• [Task to carry out] Copy each line of the records that contains the word "EURUSD".

[Records that describe figures]
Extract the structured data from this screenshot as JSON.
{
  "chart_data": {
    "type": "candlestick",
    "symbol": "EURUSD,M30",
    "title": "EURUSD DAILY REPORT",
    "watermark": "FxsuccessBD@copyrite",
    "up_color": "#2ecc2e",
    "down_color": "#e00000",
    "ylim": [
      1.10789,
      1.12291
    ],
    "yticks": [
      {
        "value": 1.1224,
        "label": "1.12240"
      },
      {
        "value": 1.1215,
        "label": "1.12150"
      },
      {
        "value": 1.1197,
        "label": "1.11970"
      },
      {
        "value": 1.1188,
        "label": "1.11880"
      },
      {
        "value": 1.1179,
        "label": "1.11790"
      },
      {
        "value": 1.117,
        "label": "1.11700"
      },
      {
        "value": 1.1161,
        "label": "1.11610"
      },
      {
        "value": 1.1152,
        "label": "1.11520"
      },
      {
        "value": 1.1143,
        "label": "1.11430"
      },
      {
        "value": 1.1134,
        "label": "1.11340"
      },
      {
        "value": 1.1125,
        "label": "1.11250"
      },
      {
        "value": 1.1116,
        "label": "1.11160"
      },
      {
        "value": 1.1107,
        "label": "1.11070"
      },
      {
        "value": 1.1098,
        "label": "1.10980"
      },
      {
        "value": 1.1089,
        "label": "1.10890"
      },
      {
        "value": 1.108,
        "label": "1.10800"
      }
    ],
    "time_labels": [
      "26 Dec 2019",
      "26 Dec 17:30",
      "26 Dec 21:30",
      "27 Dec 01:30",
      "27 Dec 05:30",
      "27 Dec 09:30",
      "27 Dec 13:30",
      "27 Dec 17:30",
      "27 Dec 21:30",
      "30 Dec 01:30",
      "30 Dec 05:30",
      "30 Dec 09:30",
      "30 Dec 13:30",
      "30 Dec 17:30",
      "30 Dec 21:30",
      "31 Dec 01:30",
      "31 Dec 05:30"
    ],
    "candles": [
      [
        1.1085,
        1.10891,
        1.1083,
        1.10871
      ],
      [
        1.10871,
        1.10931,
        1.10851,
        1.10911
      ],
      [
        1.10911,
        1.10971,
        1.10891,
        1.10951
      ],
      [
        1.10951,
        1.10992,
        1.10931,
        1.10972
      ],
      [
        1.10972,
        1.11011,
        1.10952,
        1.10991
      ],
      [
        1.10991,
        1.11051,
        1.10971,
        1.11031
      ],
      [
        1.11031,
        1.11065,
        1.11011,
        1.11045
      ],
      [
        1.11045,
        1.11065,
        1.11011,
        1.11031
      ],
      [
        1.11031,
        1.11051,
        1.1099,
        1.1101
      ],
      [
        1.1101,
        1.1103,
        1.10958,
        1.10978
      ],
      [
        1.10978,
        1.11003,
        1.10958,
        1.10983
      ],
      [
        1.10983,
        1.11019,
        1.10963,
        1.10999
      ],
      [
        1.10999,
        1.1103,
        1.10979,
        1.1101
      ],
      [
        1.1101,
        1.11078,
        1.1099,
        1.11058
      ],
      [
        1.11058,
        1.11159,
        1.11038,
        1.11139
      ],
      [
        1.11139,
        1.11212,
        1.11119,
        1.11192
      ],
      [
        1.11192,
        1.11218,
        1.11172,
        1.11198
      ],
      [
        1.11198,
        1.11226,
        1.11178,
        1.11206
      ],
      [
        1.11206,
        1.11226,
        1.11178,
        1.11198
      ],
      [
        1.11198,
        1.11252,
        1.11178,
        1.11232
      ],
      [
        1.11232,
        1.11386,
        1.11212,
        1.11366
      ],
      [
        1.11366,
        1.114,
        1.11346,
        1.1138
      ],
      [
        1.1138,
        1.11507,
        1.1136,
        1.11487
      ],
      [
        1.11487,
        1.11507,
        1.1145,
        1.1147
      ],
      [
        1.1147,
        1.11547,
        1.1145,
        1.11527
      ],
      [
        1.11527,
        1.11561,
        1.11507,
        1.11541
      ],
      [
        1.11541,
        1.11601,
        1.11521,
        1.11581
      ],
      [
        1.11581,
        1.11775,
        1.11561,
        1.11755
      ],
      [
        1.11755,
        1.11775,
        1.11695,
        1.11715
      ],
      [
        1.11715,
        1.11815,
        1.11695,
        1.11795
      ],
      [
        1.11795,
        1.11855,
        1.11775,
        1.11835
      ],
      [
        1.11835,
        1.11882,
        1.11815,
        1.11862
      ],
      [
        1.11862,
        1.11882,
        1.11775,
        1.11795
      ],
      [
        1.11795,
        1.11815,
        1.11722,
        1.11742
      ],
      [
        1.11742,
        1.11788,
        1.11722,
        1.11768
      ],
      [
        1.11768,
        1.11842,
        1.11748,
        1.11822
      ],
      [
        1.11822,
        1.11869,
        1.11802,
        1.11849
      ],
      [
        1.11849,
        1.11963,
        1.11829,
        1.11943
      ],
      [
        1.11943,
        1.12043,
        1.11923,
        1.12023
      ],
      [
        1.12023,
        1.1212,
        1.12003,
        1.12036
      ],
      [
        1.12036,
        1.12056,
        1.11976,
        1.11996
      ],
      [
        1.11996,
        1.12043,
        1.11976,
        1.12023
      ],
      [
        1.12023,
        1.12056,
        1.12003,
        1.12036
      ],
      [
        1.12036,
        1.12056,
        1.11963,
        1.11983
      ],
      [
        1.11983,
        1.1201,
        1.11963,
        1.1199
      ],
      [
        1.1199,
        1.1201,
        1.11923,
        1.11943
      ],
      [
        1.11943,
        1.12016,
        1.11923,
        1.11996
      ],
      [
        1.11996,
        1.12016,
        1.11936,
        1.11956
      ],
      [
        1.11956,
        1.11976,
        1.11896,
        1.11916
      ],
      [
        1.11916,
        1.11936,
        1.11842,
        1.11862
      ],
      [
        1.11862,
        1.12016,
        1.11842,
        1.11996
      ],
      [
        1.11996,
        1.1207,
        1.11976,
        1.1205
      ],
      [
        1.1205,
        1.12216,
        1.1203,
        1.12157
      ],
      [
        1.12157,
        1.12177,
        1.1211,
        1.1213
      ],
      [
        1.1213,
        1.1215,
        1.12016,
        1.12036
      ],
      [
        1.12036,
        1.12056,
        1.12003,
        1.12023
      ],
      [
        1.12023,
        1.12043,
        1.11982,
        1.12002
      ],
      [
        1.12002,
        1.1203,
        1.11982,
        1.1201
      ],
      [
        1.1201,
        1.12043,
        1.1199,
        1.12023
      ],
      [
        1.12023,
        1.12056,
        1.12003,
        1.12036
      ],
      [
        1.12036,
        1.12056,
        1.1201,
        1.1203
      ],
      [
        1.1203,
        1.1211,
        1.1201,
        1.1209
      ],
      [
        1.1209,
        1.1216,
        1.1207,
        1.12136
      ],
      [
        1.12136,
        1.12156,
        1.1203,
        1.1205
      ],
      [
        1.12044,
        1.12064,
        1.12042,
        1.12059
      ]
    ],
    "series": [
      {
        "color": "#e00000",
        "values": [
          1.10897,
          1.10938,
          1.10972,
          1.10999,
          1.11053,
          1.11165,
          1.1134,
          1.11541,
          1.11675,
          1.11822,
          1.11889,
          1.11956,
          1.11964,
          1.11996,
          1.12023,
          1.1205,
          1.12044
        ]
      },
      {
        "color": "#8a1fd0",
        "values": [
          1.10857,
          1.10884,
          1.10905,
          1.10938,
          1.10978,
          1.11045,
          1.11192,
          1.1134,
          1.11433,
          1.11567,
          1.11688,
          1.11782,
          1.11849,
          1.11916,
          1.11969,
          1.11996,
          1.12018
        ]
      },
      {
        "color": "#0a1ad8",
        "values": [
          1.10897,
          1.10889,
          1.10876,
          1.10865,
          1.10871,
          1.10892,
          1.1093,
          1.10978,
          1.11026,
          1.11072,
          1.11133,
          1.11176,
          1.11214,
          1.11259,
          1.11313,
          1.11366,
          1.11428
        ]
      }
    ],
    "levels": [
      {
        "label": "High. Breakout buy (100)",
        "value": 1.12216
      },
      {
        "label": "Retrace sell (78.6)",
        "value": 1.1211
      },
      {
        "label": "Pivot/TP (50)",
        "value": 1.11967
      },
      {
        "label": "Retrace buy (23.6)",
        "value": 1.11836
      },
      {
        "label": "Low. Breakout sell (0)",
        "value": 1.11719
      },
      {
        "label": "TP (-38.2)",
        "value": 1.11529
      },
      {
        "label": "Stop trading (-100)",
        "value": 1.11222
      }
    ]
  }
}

• [Finished task]
    "symbol": "EURUSD,M30",
    "title": "EURUSD DAILY REPORT",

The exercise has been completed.